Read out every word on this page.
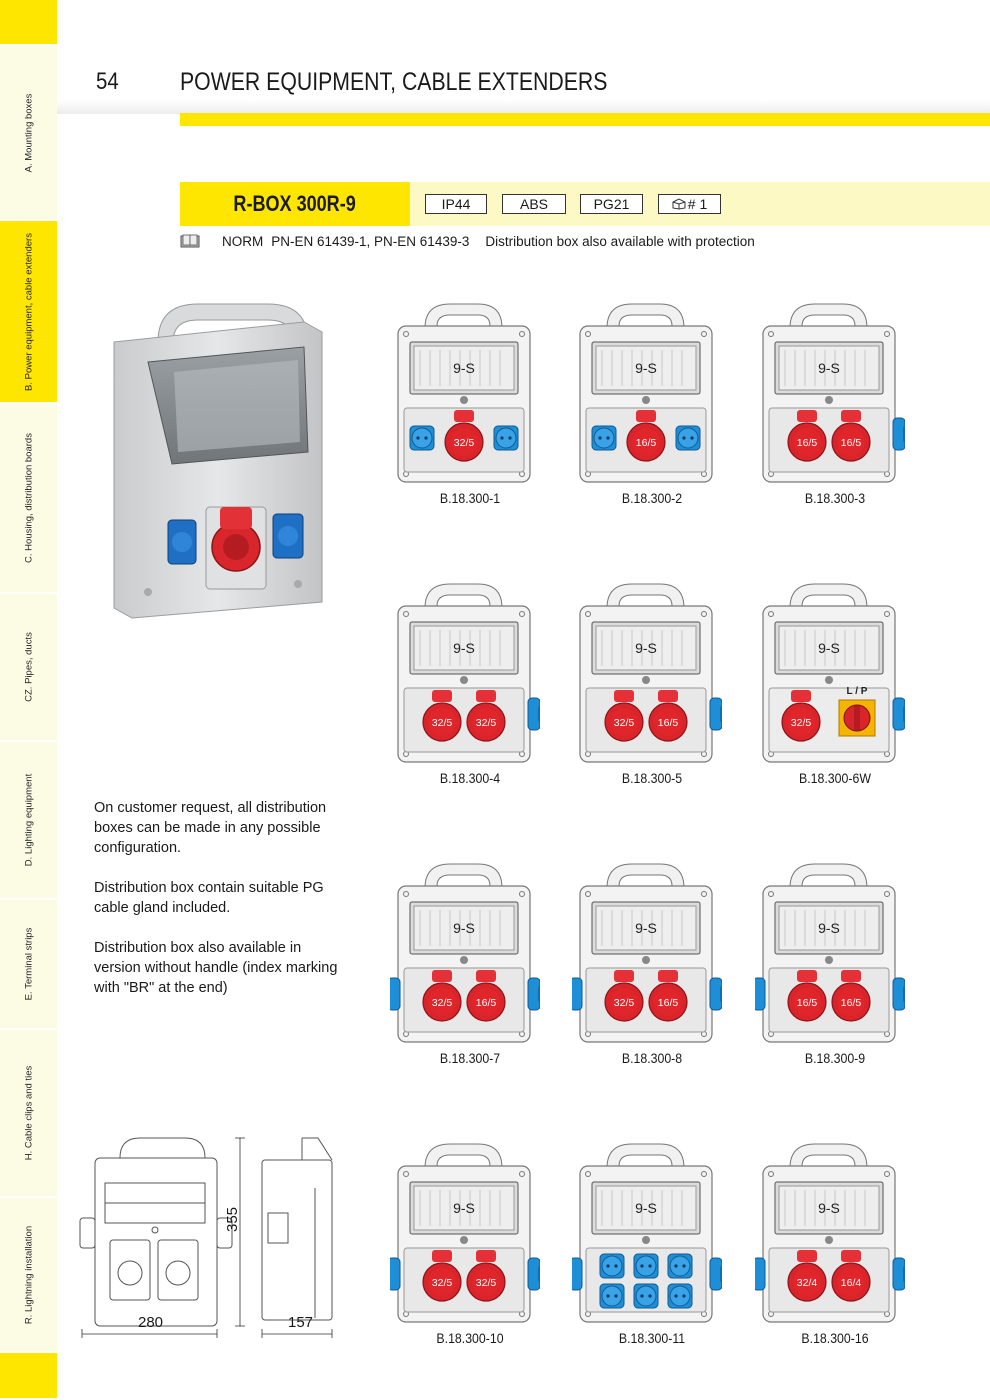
A. Mounting boxes
B. Power equipment, cable extenders
C. Housing, distribution boards
CZ. Pipes, ducts
D. Lighting equipment
E. Terminal strips
H. Cable clips and ties
R. Lightning installation
54 POWER EQUIPMENT, CABLE EXTENDERS
R-BOX 300R-9	IP44	ABS	PG21	# 1
NORM PN-EN 61439-1, PN-EN 61439-3 Distribution box also available with protection
9-S
32/5
B.18.300-1
9-S
16/5
B.18.300-2
9-S
16/5 16/5
B.18.300-3
9-S
32/5 32/5
B.18.300-4
9-S
32/5 16/5
B.18.300-5
9-S
32/5
L / P
B.18.300-6W
9-S
32/5 16/5
B.18.300-7
9-S
32/5 16/5
B.18.300-8
9-S
16/5 16/5
B.18.300-9
9-S
32/5 32/5
B.18.300-10
9-S
B.18.300-11
9-S
32/4 16/4
B.18.300-16

On customer request, all distribution boxes can be made in any possible configuration.

Distribution box contain suitable PG cable gland included.

Distribution box also available in version without handle (index marking with "BR" at the end)

355
280	157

++++++++++++++++++++

• Exercise: Without including any pictures, output all the entries above exactly.

• Full output:
Read out every word on this page.
A. Mounting boxes
B. Power equipment, cable extenders
C. Housing, distribution boards
CZ. Pipes, ducts
D. Lighting equipment
E. Terminal strips
H. Cable clips and ties
R. Lightning installation
54 POWER EQUIPMENT, CABLE EXTENDERS
R-BOX 300R-9	IP44	ABS	PG21	# 1
NORM PN-EN 61439-1, PN-EN 61439-3 Distribution box also available with protection
9-S
32/5
B.18.300-1
9-S
16/5
B.18.300-2
9-S
16/5 16/5
B.18.300-3
9-S
32/5 32/5
B.18.300-4
9-S
32/5 16/5
B.18.300-5
9-S
32/5
L / P
B.18.300-6W
9-S
32/5 16/5
B.18.300-7
9-S
32/5 16/5
B.18.300-8
9-S
16/5 16/5
B.18.300-9
9-S
32/5 32/5
B.18.300-10
9-S
B.18.300-11
9-S
32/4 16/4
B.18.300-16

On customer request, all distribution boxes can be made in any possible configuration.

Distribution box contain suitable PG cable gland included.

Distribution box also available in version without handle (index marking with "BR" at the end)

355
280	157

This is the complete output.